Supplied passage: Begin
For my non-tech friends, here is some quick background. WordPress is two things. It is a blogging software, which anyone can install on a web server that they control. It is also a company who has installed this blogging software on WordPress.com. They control it, but they give it away as a free service (and also have a paid service for those who want more advanced features.) I’ve chosen to move from the free service to the service that I can control. Now I pay NearlyFreeSpeech.net some money to host my blog on their site, but again, it gives me more control over the configuration, and more opportunities to learn.

Things I learned

  • How to list all the tags in Subversion. (I used this to make sure I was downloading the most recent version of WordPress.)
  • An SQL process can have multiple databases in it.
  • WordPress can use a single database to host multiple sites by using a table prefix.
  • In the world of web servers, file permissions matter. For most of my life up till now, I’ve been working on single user systems. Therefore I have not needed to worry about the group and other sections of the unix permission modes.
  • The ability to export and import a blog from WordPress.com to self-hosted WordPress is pretty cool.
  • How to install a WordPress plugin manually. The fastest way is to SSH into the host and wget the zip file. Then unzip it there.
  • My hosted site does not utilize HTTPS right now. Therefore several passwords that I use to administer WordPress are transmitted in the clear. Say hello to my government surveillance friends, and hackers too? Hopefully not.
  • Piwik is a really cool way to do web analytics. There’s two pieces.
Supplied passage: End
Supplied data: Begin
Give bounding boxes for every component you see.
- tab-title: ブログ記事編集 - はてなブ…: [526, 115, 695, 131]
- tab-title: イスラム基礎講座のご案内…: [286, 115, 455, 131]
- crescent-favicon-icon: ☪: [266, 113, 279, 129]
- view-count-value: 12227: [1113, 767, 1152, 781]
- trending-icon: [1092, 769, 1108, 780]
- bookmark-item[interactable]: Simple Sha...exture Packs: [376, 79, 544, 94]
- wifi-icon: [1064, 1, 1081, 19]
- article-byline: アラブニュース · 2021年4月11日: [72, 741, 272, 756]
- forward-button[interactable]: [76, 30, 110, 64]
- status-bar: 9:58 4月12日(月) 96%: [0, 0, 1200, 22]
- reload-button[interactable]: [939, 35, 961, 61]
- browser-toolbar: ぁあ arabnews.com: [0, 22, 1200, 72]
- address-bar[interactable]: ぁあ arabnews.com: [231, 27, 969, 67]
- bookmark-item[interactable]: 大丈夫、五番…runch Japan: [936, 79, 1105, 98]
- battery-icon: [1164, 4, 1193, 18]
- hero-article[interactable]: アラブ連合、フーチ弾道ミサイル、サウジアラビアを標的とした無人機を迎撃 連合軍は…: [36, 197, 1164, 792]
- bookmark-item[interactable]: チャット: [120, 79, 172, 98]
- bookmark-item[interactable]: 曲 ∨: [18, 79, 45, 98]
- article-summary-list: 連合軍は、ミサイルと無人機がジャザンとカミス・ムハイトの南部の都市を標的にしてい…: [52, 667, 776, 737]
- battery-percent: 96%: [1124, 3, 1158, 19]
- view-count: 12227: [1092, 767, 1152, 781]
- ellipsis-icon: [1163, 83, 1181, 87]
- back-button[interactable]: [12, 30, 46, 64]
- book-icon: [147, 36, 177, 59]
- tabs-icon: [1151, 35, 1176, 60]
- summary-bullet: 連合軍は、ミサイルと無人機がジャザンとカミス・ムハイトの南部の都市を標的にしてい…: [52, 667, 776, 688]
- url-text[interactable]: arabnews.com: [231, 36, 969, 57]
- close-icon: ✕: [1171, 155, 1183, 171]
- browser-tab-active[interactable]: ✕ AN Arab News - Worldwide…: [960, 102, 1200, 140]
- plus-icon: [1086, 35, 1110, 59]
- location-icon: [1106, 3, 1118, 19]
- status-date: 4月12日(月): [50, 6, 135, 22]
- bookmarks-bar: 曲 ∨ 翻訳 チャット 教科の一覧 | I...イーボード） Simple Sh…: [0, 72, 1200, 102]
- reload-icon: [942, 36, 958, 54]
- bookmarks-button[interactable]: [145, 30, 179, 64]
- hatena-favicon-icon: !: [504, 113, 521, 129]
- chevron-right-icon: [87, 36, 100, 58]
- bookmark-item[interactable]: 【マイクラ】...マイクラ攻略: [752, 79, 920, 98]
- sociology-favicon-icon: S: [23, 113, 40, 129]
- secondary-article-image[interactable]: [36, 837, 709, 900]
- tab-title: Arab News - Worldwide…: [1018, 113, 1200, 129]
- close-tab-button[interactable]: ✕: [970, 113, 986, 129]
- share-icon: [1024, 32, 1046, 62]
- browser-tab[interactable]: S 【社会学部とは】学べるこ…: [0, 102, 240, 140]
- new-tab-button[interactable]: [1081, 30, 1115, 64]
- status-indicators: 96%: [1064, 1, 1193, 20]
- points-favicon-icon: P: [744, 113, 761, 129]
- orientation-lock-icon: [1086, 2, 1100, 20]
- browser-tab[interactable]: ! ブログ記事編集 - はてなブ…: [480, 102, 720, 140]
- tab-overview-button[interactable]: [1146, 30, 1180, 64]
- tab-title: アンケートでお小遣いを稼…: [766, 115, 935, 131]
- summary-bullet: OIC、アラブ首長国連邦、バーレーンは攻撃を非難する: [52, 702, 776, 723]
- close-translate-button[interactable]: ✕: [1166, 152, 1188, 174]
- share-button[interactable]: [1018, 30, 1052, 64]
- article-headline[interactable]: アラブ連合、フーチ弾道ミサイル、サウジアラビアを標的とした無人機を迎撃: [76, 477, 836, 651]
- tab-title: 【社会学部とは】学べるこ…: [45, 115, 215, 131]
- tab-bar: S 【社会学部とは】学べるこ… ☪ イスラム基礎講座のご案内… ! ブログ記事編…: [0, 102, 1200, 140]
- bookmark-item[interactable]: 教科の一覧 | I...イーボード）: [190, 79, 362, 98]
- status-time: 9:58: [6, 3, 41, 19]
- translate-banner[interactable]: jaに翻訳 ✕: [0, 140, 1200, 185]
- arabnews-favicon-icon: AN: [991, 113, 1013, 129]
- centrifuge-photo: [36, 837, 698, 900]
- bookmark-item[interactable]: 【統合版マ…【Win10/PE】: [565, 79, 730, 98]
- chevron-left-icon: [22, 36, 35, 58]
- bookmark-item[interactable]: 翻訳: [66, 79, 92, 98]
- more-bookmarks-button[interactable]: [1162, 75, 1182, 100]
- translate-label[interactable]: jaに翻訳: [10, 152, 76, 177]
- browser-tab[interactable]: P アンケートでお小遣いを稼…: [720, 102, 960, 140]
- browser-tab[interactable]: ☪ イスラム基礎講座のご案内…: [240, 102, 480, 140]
Supplied data: End
**Exercise A**
In the blog post about moving to self-hosted WordPress, what allows WordPress to host multiple sites with a single database?
**Exercise B**
Continue the blog post about moving to self-hosted WordPress from its last line.

**Answer box A**
A table prefix.

**Answer box B**
    • One is the Piwik tracking Javascript, which is added to all pages on my website. This can be done by the WP-Piwik plugin.
    • The other is the Piwik web server, which handles the requests from the tracking Javascript and then stores the information in the database. It also provides a Dashboard for admins who log in to view the analytics data.
    • Also, Piwik can anonymize part of visitors’ IP addresses to reduce the amount of personal information that is collected.
    • Google Analytics provides a free (as in price) service, but my analytics data is being aggregated with the analytics of a lot of other website, thus contributing to Google’s database. They use this for marketing, which I view as a form of corporate surveillance.
  • WordPress by default does not generate valid HTML. I fixed it on my site by modifying functions.php. See WordPress category tag validation error fix for more information.
  • I installed the Use Google Libraries plugin to change the jQuery to use Google hosting. This has a small speed benefit for users.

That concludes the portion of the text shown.